• **REQUIREMENTS**
Check each line of the listing below for the string "DRIVE", and give only how many lines hold it.

# # # # # # #

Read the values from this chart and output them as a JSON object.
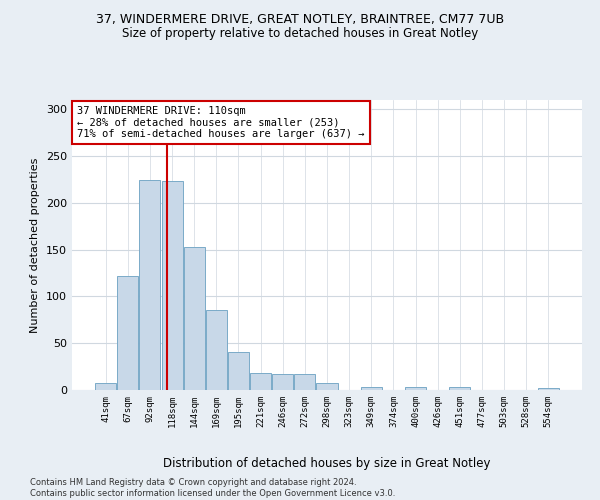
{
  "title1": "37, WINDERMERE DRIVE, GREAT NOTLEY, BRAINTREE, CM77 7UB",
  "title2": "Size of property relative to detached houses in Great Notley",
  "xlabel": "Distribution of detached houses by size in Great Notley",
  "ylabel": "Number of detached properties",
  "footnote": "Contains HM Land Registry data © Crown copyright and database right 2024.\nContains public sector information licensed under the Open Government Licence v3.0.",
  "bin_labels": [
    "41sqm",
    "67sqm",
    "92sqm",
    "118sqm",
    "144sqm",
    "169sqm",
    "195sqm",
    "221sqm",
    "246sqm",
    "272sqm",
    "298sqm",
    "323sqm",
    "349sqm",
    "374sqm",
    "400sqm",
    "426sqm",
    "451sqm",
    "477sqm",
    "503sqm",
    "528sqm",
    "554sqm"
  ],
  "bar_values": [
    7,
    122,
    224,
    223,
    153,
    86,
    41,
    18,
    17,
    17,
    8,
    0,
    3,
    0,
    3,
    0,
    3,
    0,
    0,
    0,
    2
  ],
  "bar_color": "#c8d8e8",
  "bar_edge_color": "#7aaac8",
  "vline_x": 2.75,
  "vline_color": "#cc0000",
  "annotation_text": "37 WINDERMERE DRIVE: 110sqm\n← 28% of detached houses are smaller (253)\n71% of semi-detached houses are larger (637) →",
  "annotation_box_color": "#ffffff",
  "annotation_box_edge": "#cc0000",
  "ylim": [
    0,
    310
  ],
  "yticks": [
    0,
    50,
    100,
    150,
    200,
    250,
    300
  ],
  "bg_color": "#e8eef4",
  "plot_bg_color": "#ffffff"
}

# # # # # # #

• **RESULT FOR THIS EXERCISE**
2